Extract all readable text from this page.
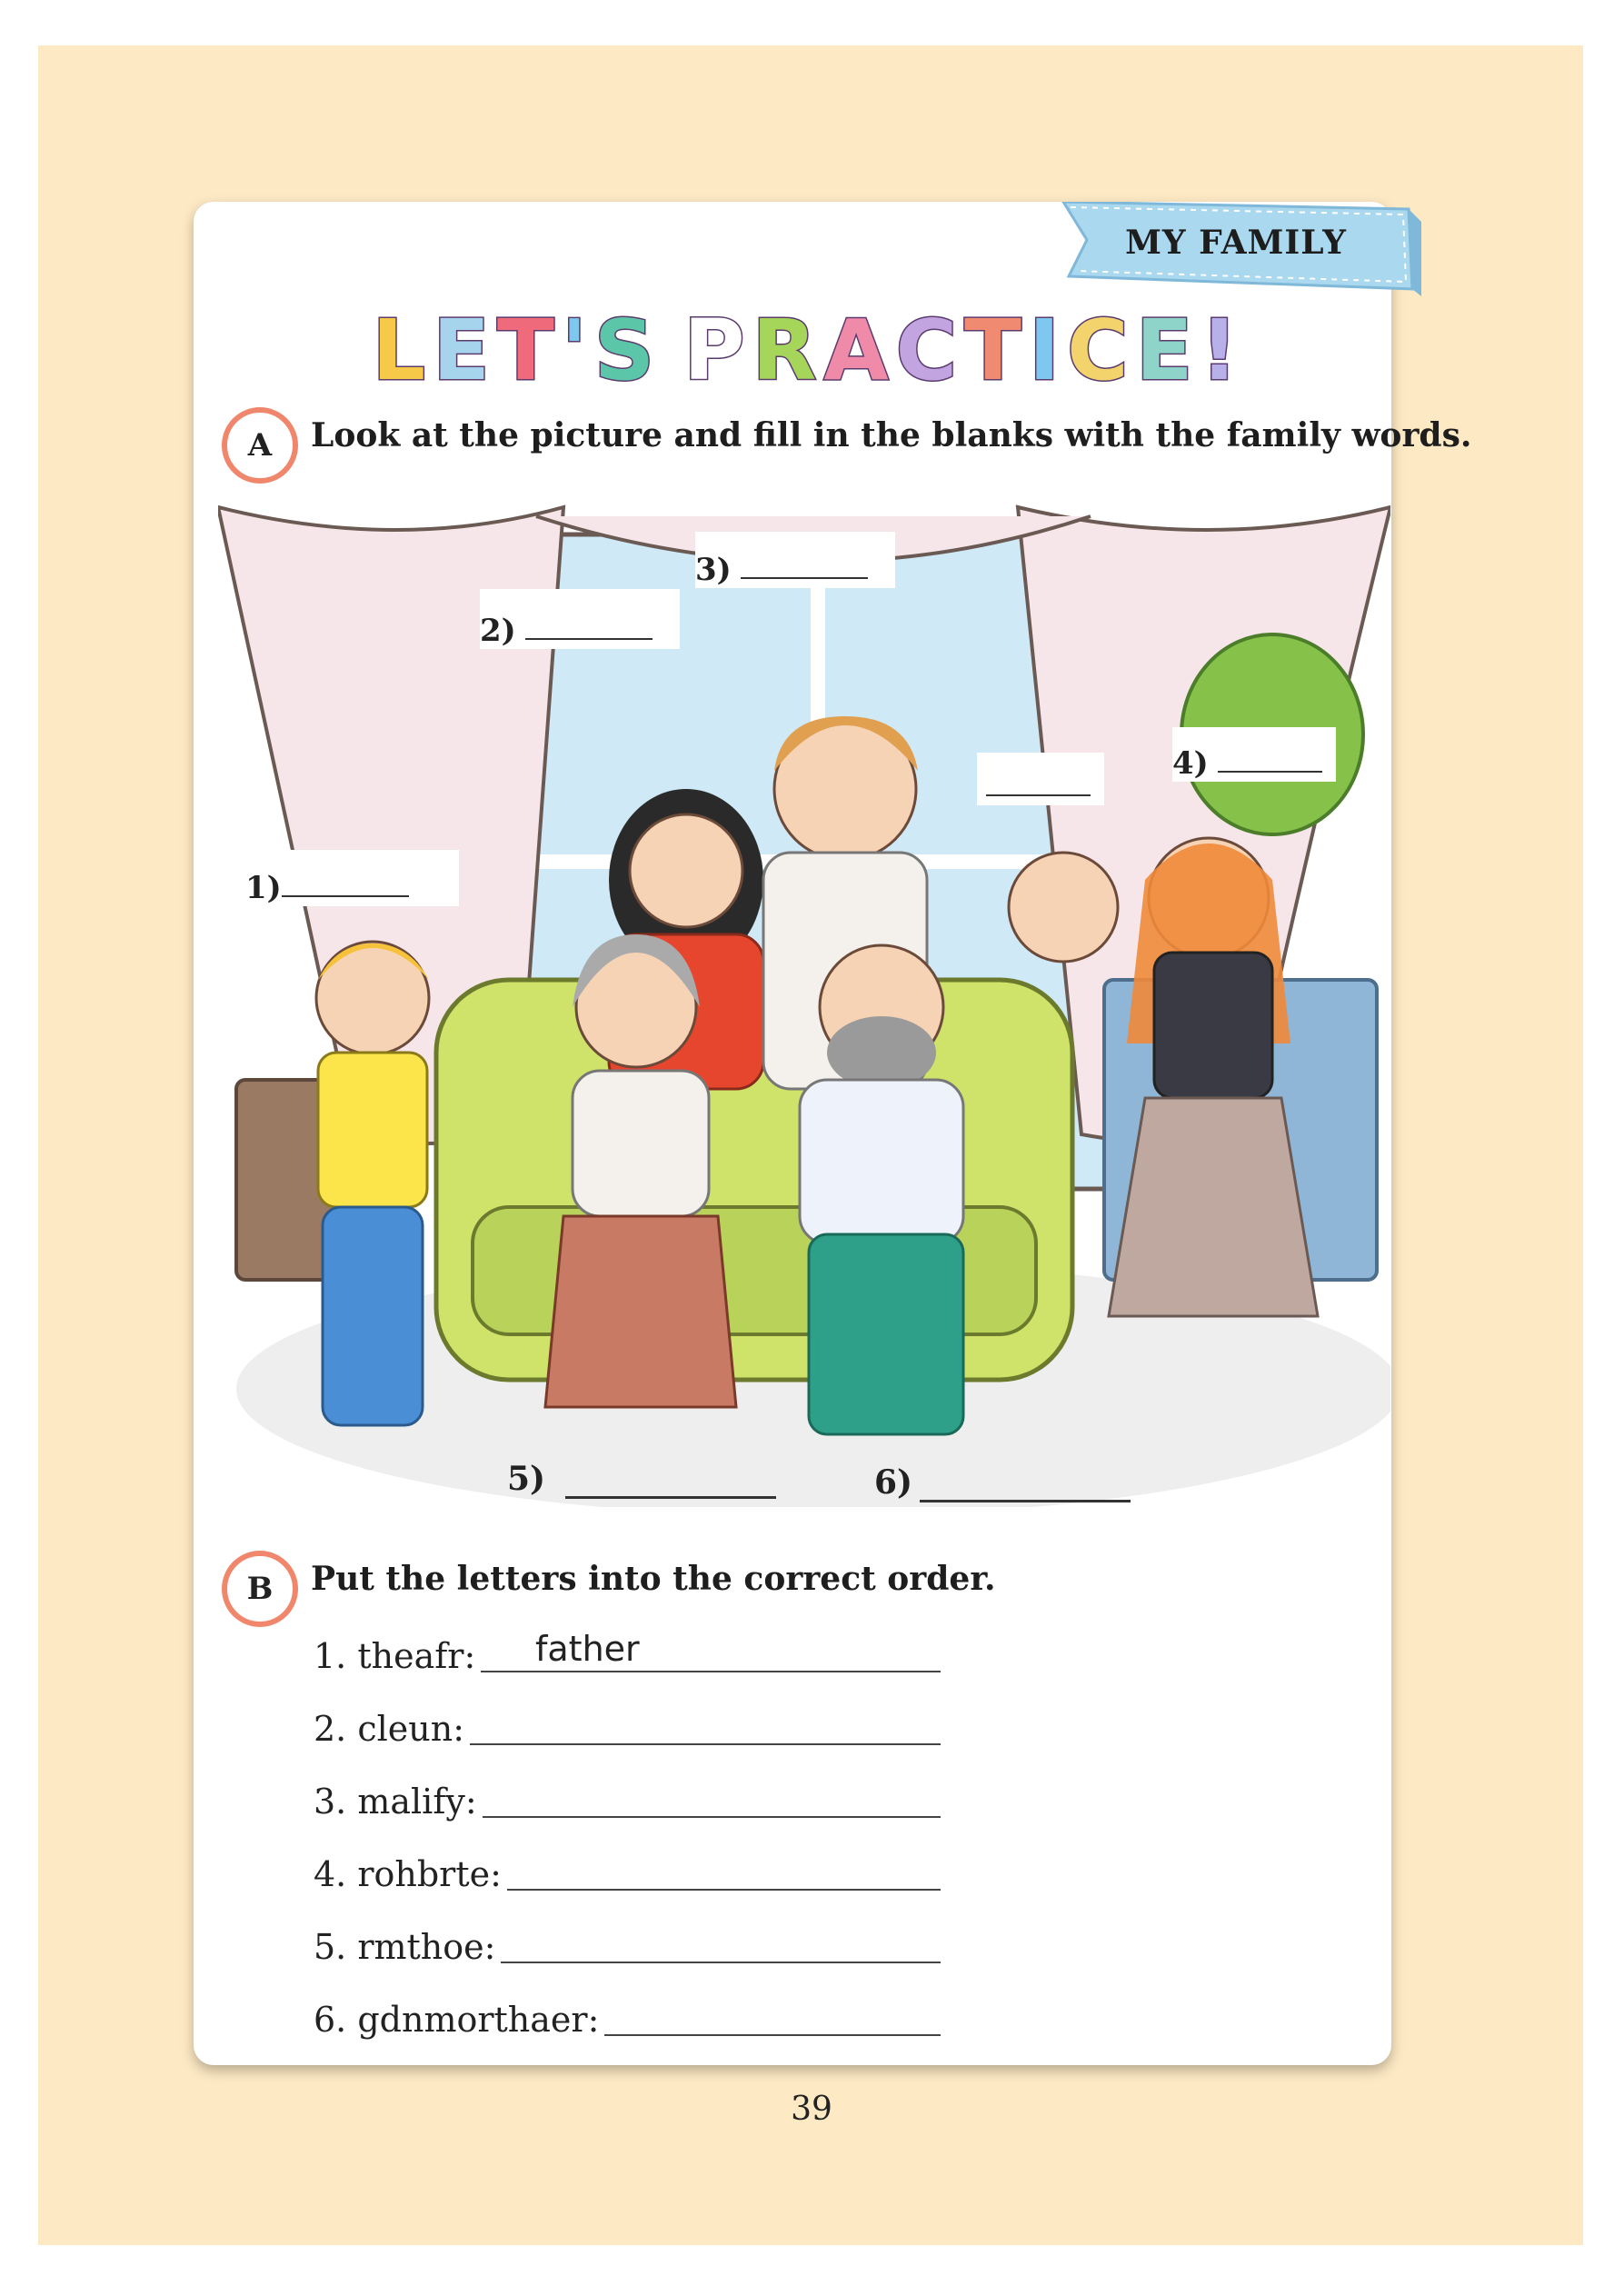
MY FAMILY
L E T ' S P R A C T I C E !
A	Look at the picture and fill in the blanks with the family words.
1)
2)
3)
4)
5)	6)
B	Put the letters into the correct order.
1. theafr: father
2. cleun:
3. malify:
4. rohbrte:
5. rmthoe:
6. gdnmorthaer:
39
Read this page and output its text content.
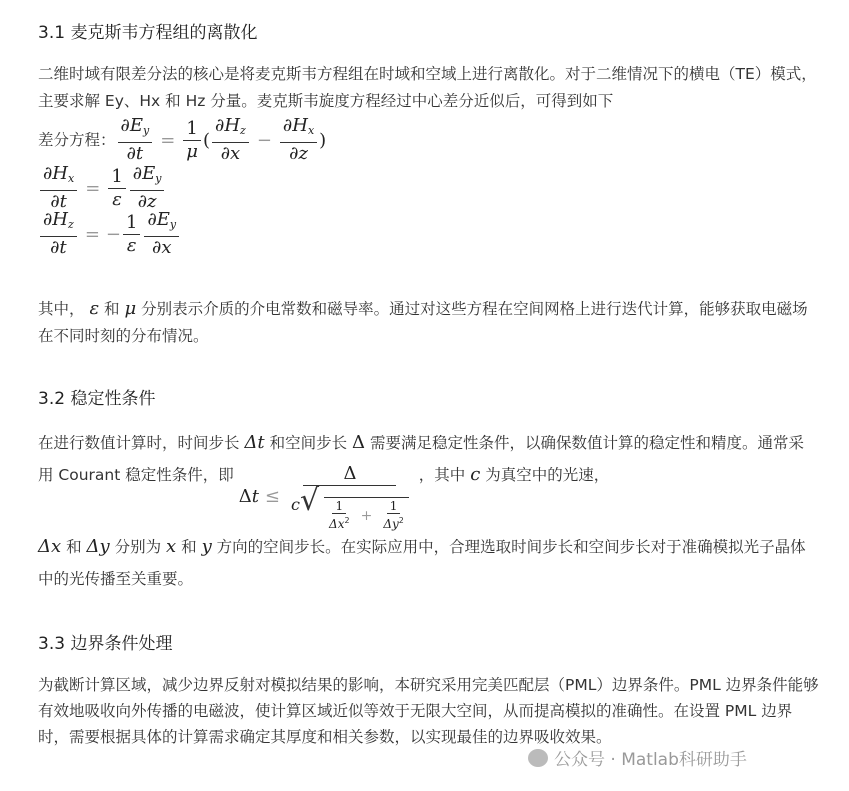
3.1 麦克斯韦方程组的离散化

二维时域有限差分法的核心是将麦克斯韦方程组在时域和空域上进行离散化。对于二维情况下的横电（TE）模式，主要求解 Ey、Hx 和 Hz 分量。麦克斯韦旋度方程经过中心差分近似后，可得到如下

差分方程： $\frac{\partial E_y}{\partial t} = \frac{1}{\mu}$ ( $\frac{\partial H_z}{\partial x} - \frac{\partial H_x}{\partial z}$ )

$\frac{\partial H_x}{\partial t} = \frac{1}{\varepsilon} \frac{\partial E_y}{\partial z}$
$\frac{\partial H_z}{\partial t}$ = − $\frac{1}{\varepsilon} \frac{\partial E_y}{\partial x}$

其中， ε 和 μ 分别表示介质的介电常数和磁导率。通过对这些方程在空间网格上进行迭代计算，能够获取电磁场在不同时刻的分布情况。

3.2 稳定性条件

在进行数值计算时，时间步长 Δt 和空间步长 Δ 需要满足稳定性条件，以确保数值计算的稳定性和精度。通常采用 Courant 稳定性条件，即
Δ t ≤
Δ
$c√ \frac{1}{\Delta x^2} + \frac{1}{\Delta y^2}$
，其中 c 为真空中的光速，
Δx 和 Δy 分别为 x 和 y 方向的空间步长。在实际应用中，合理选取时间步长和空间步长对于准确模拟光子晶体中的光传播至关重要。

3.3 边界条件处理

为截断计算区域，减少边界反射对模拟结果的影响，本研究采用完美匹配层（PML）边界条件。PML 边界条件能够有效地吸收向外传播的电磁波，使计算区域近似等效于无限大空间，从而提高模拟的准确性。在设置 PML 边界时，需要根据具体的计算需求确定其厚度和相关参数，以实现最佳的边界吸收效果。

公众号 · Matlab科研助手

----

- _Task instructions_: Copy the whole listing above word for word but do not carry over the pictures.

- _Correct result_:
Extract all readable text from this page.
MY FAMILY
L E T ' S P R A C T I C E !
A	Look at the picture and fill in the blanks with the family words.
1)
2)
3)
4)
5)	6)
B	Put the letters into the correct order.
1. theafr: father
2. cleun:
3. malify:
4. rohbrte:
5. rmthoe:
6. gdnmorthaer:
39
Read this page and output its text content.
3.1 麦克斯韦方程组的离散化

二维时域有限差分法的核心是将麦克斯韦方程组在时域和空域上进行离散化。对于二维情况下的横电（TE）模式，主要求解 Ey、Hx 和 Hz 分量。麦克斯韦旋度方程经过中心差分近似后，可得到如下

差分方程： $\frac{\partial E_y}{\partial t} = \frac{1}{\mu}$ ( $\frac{\partial H_z}{\partial x} - \frac{\partial H_x}{\partial z}$ )

$\frac{\partial H_x}{\partial t} = \frac{1}{\varepsilon} \frac{\partial E_y}{\partial z}$
$\frac{\partial H_z}{\partial t}$ = − $\frac{1}{\varepsilon} \frac{\partial E_y}{\partial x}$

其中， ε 和 μ 分别表示介质的介电常数和磁导率。通过对这些方程在空间网格上进行迭代计算，能够获取电磁场在不同时刻的分布情况。

3.2 稳定性条件

在进行数值计算时，时间步长 Δt 和空间步长 Δ 需要满足稳定性条件，以确保数值计算的稳定性和精度。通常采用 Courant 稳定性条件，即
Δ t ≤
Δ
$c√ \frac{1}{\Delta x^2} + \frac{1}{\Delta y^2}$
，其中 c 为真空中的光速，
Δx 和 Δy 分别为 x 和 y 方向的空间步长。在实际应用中，合理选取时间步长和空间步长对于准确模拟光子晶体中的光传播至关重要。

3.3 边界条件处理

为截断计算区域，减少边界反射对模拟结果的影响，本研究采用完美匹配层（PML）边界条件。PML 边界条件能够有效地吸收向外传播的电磁波，使计算区域近似等效于无限大空间，从而提高模拟的准确性。在设置 PML 边界时，需要根据具体的计算需求确定其厚度和相关参数，以实现最佳的边界吸收效果。

公众号 · Matlab科研助手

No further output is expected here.